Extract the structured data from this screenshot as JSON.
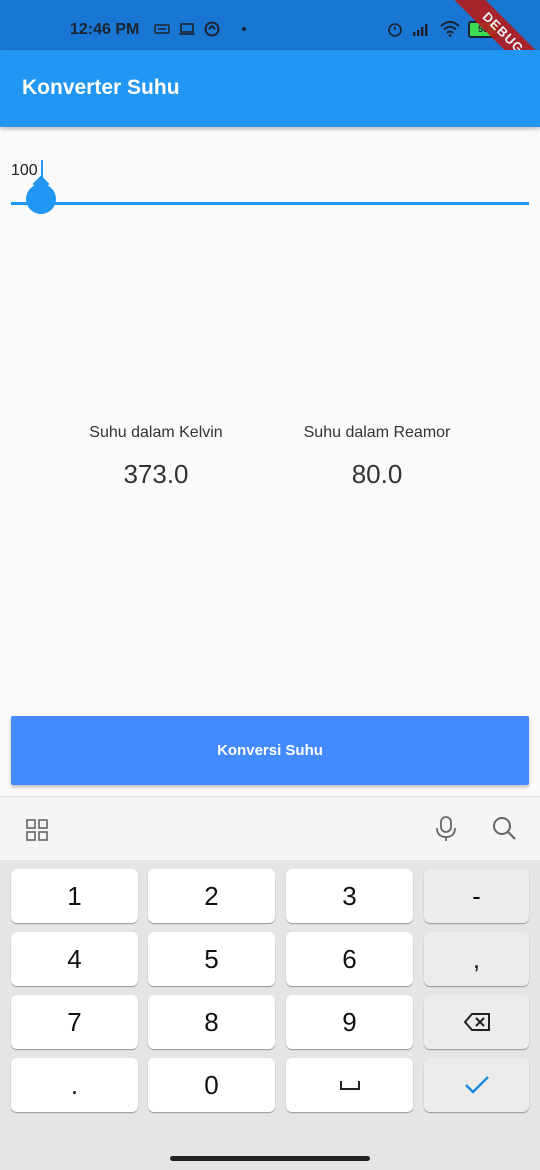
{
  "status_bar": {
    "time": "12:46 PM",
    "battery": "56",
    "debug_label": "DEBUG"
  },
  "app_bar": {
    "title": "Konverter Suhu"
  },
  "input": {
    "value": "100"
  },
  "slider": {
    "value_fraction": 0.04
  },
  "results": {
    "kelvin": {
      "label": "Suhu dalam Kelvin",
      "value": "373.0"
    },
    "reamor": {
      "label": "Suhu dalam Reamor",
      "value": "80.0"
    }
  },
  "convert_button": {
    "label": "Konversi Suhu"
  },
  "keyboard": {
    "rows": [
      [
        "1",
        "2",
        "3",
        "-"
      ],
      [
        "4",
        "5",
        "6",
        ","
      ],
      [
        "7",
        "8",
        "9",
        "⌫"
      ],
      [
        ".",
        "0",
        "␣",
        "✓"
      ]
    ]
  },
  "colors": {
    "status_bar": "#1976d2",
    "app_bar": "#2196f3",
    "button": "#448aff",
    "accent": "#2196f3"
  }
}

════════

Requirement: Select and copy every line from the records that includes the word "Suhu".

Reply:
    "title": "Konverter Suhu"
      "label": "Suhu dalam Kelvin",
      "label": "Suhu dalam Reamor",
    "label": "Konversi Suhu"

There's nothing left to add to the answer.